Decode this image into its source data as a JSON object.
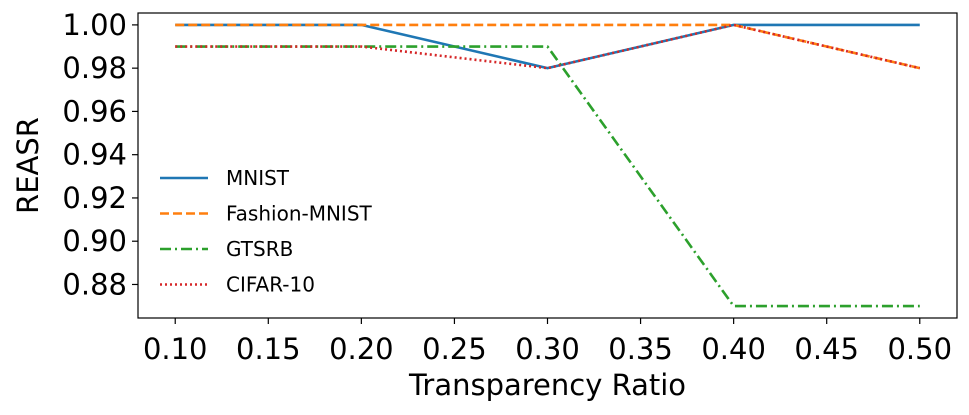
{
  "chart_data": {
    "type": "line",
    "x": [
      0.1,
      0.2,
      0.3,
      0.4,
      0.5
    ],
    "series": [
      {
        "name": "MNIST",
        "values": [
          1.0,
          1.0,
          0.98,
          1.0,
          1.0
        ],
        "color": "#1f77b4",
        "dash": "solid"
      },
      {
        "name": "Fashion-MNIST",
        "values": [
          1.0,
          1.0,
          1.0,
          1.0,
          0.98
        ],
        "color": "#ff7f0e",
        "dash": "dashed"
      },
      {
        "name": "GTSRB",
        "values": [
          0.99,
          0.99,
          0.99,
          0.87,
          0.87
        ],
        "color": "#2ca02c",
        "dash": "dashdot"
      },
      {
        "name": "CIFAR-10",
        "values": [
          0.99,
          0.99,
          0.98,
          1.0,
          0.98
        ],
        "color": "#d62728",
        "dash": "dotted"
      }
    ],
    "xlabel": "Transparency Ratio",
    "ylabel": "REASR",
    "xlim": [
      0.08,
      0.52
    ],
    "ylim": [
      0.8645,
      1.0055
    ],
    "xticks": [
      0.1,
      0.15,
      0.2,
      0.25,
      0.3,
      0.35,
      0.4,
      0.45,
      0.5
    ],
    "yticks": [
      0.88,
      0.9,
      0.92,
      0.94,
      0.96,
      0.98,
      1.0
    ],
    "xtick_labels": [
      "0.10",
      "0.15",
      "0.20",
      "0.25",
      "0.30",
      "0.35",
      "0.40",
      "0.45",
      "0.50"
    ],
    "ytick_labels": [
      "0.88",
      "0.90",
      "0.92",
      "0.94",
      "0.96",
      "0.98",
      "1.00"
    ],
    "grid": false,
    "legend_position": "center-left"
  }
}
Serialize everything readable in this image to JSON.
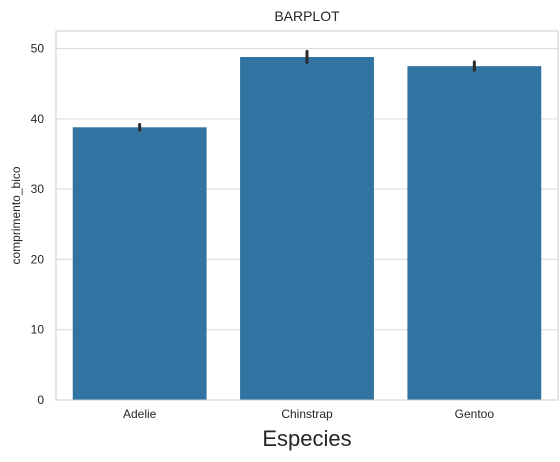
{
  "chart_data": {
    "type": "bar",
    "title": "BARPLOT",
    "xlabel": "Especies",
    "ylabel": "comprimento_bico",
    "categories": [
      "Adelie",
      "Chinstrap",
      "Gentoo"
    ],
    "values": [
      38.8,
      48.8,
      47.5
    ],
    "error_bars": [
      [
        38.4,
        39.2
      ],
      [
        48.0,
        49.6
      ],
      [
        46.9,
        48.1
      ]
    ],
    "ylim": [
      0,
      52.5
    ],
    "yticks": [
      0,
      10,
      20,
      30,
      40,
      50
    ],
    "grid": "horizontal",
    "legend": "none",
    "colors": {
      "bar": "#3274a1",
      "error_bar": "#2b2b2b",
      "grid": "#d9d9d9",
      "axes_edge": "#cccccc",
      "text": "#262626"
    }
  }
}
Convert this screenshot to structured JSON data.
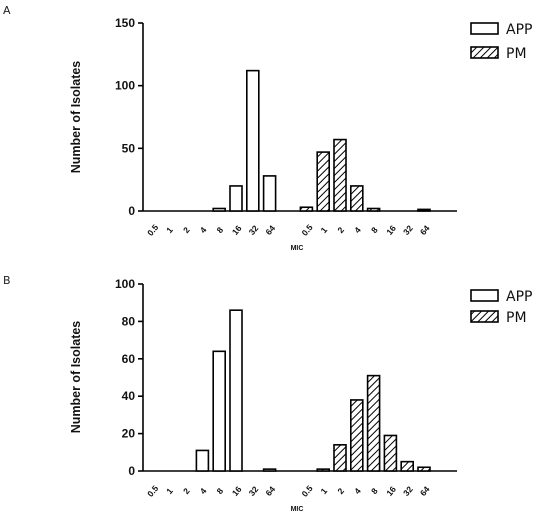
{
  "chart_data": [
    {
      "type": "bar",
      "panel": "A",
      "categories": [
        "0.5",
        "1",
        "2",
        "4",
        "8",
        "16",
        "32",
        "64",
        "0.5",
        "1",
        "2",
        "4",
        "8",
        "16",
        "32",
        "64"
      ],
      "series": [
        {
          "name": "APP",
          "pattern": "open",
          "values": [
            0,
            0,
            0,
            0,
            2,
            20,
            112,
            28,
            null,
            null,
            null,
            null,
            null,
            null,
            null,
            null
          ]
        },
        {
          "name": "PM",
          "pattern": "hatched",
          "values": [
            null,
            null,
            null,
            null,
            null,
            null,
            null,
            null,
            3,
            47,
            57,
            20,
            2,
            0,
            0,
            1
          ]
        }
      ],
      "xlabel": "MIC",
      "ylabel": "Number of Isolates",
      "ylim": [
        0,
        150
      ],
      "yticks": [
        0,
        50,
        100,
        150
      ],
      "legend": "top-right",
      "grid": false
    },
    {
      "type": "bar",
      "panel": "B",
      "categories": [
        "0.5",
        "1",
        "2",
        "4",
        "8",
        "16",
        "32",
        "64",
        "0.5",
        "1",
        "2",
        "4",
        "8",
        "16",
        "32",
        "64"
      ],
      "series": [
        {
          "name": "APP",
          "pattern": "open",
          "values": [
            0,
            0,
            0,
            11,
            64,
            86,
            0,
            1,
            null,
            null,
            null,
            null,
            null,
            null,
            null,
            null
          ]
        },
        {
          "name": "PM",
          "pattern": "hatched",
          "values": [
            null,
            null,
            null,
            null,
            null,
            null,
            null,
            null,
            0,
            1,
            14,
            38,
            51,
            19,
            5,
            2
          ]
        }
      ],
      "xlabel": "MIC",
      "ylabel": "Number of Isolates",
      "ylim": [
        0,
        100
      ],
      "yticks": [
        0,
        20,
        40,
        60,
        80,
        100
      ],
      "legend": "top-right",
      "grid": false
    }
  ]
}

» SET EXERCISE
Omitting all images, retype each line of the records precisely.

» THE OUTPUT
Decode this image into its source data as a JSON object.
{
  "chart_data": {
    "type": "line",
    "x": [
      0.1,
      0.2,
      0.3,
      0.4,
      0.5
    ],
    "series": [
      {
        "name": "MNIST",
        "values": [
          1.0,
          1.0,
          0.98,
          1.0,
          1.0
        ],
        "color": "#1f77b4",
        "dash": "solid"
      },
      {
        "name": "Fashion-MNIST",
        "values": [
          1.0,
          1.0,
          1.0,
          1.0,
          0.98
        ],
        "color": "#ff7f0e",
        "dash": "dashed"
      },
      {
        "name": "GTSRB",
        "values": [
          0.99,
          0.99,
          0.99,
          0.87,
          0.87
        ],
        "color": "#2ca02c",
        "dash": "dashdot"
      },
      {
        "name": "CIFAR-10",
        "values": [
          0.99,
          0.99,
          0.98,
          1.0,
          0.98
        ],
        "color": "#d62728",
        "dash": "dotted"
      }
    ],
    "xlabel": "Transparency Ratio",
    "ylabel": "REASR",
    "xlim": [
      0.08,
      0.52
    ],
    "ylim": [
      0.8645,
      1.0055
    ],
    "xticks": [
      0.1,
      0.15,
      0.2,
      0.25,
      0.3,
      0.35,
      0.4,
      0.45,
      0.5
    ],
    "yticks": [
      0.88,
      0.9,
      0.92,
      0.94,
      0.96,
      0.98,
      1.0
    ],
    "xtick_labels": [
      "0.10",
      "0.15",
      "0.20",
      "0.25",
      "0.30",
      "0.35",
      "0.40",
      "0.45",
      "0.50"
    ],
    "ytick_labels": [
      "0.88",
      "0.90",
      "0.92",
      "0.94",
      "0.96",
      "0.98",
      "1.00"
    ],
    "grid": false,
    "legend_position": "center-left"
  }
}
Serialize everything readable in this image to JSON.
{
  "chart_data": {
    "type": "bar",
    "title": "BARPLOT",
    "xlabel": "Especies",
    "ylabel": "comprimento_bico",
    "categories": [
      "Adelie",
      "Chinstrap",
      "Gentoo"
    ],
    "values": [
      38.8,
      48.8,
      47.5
    ],
    "error_bars": [
      [
        38.4,
        39.2
      ],
      [
        48.0,
        49.6
      ],
      [
        46.9,
        48.1
      ]
    ],
    "ylim": [
      0,
      52.5
    ],
    "yticks": [
      0,
      10,
      20,
      30,
      40,
      50
    ],
    "grid": "horizontal",
    "legend": "none",
    "colors": {
      "bar": "#3274a1",
      "error_bar": "#2b2b2b",
      "grid": "#d9d9d9",
      "axes_edge": "#cccccc",
      "text": "#262626"
    }
  }
}
Convert this screenshot to structured JSON data.
{
  "chart_data": [
    {
      "type": "bar",
      "panel": "A",
      "categories": [
        "0.5",
        "1",
        "2",
        "4",
        "8",
        "16",
        "32",
        "64",
        "0.5",
        "1",
        "2",
        "4",
        "8",
        "16",
        "32",
        "64"
      ],
      "series": [
        {
          "name": "APP",
          "pattern": "open",
          "values": [
            0,
            0,
            0,
            0,
            2,
            20,
            112,
            28,
            null,
            null,
            null,
            null,
            null,
            null,
            null,
            null
          ]
        },
        {
          "name": "PM",
          "pattern": "hatched",
          "values": [
            null,
            null,
            null,
            null,
            null,
            null,
            null,
            null,
            3,
            47,
            57,
            20,
            2,
            0,
            0,
            1
          ]
        }
      ],
      "xlabel": "MIC",
      "ylabel": "Number of Isolates",
      "ylim": [
        0,
        150
      ],
      "yticks": [
        0,
        50,
        100,
        150
      ],
      "legend": "top-right",
      "grid": false
    },
    {
      "type": "bar",
      "panel": "B",
      "categories": [
        "0.5",
        "1",
        "2",
        "4",
        "8",
        "16",
        "32",
        "64",
        "0.5",
        "1",
        "2",
        "4",
        "8",
        "16",
        "32",
        "64"
      ],
      "series": [
        {
          "name": "APP",
          "pattern": "open",
          "values": [
            0,
            0,
            0,
            11,
            64,
            86,
            0,
            1,
            null,
            null,
            null,
            null,
            null,
            null,
            null,
            null
          ]
        },
        {
          "name": "PM",
          "pattern": "hatched",
          "values": [
            null,
            null,
            null,
            null,
            null,
            null,
            null,
            null,
            0,
            1,
            14,
            38,
            51,
            19,
            5,
            2
          ]
        }
      ],
      "xlabel": "MIC",
      "ylabel": "Number of Isolates",
      "ylim": [
        0,
        100
      ],
      "yticks": [
        0,
        20,
        40,
        60,
        80,
        100
      ],
      "legend": "top-right",
      "grid": false
    }
  ]
}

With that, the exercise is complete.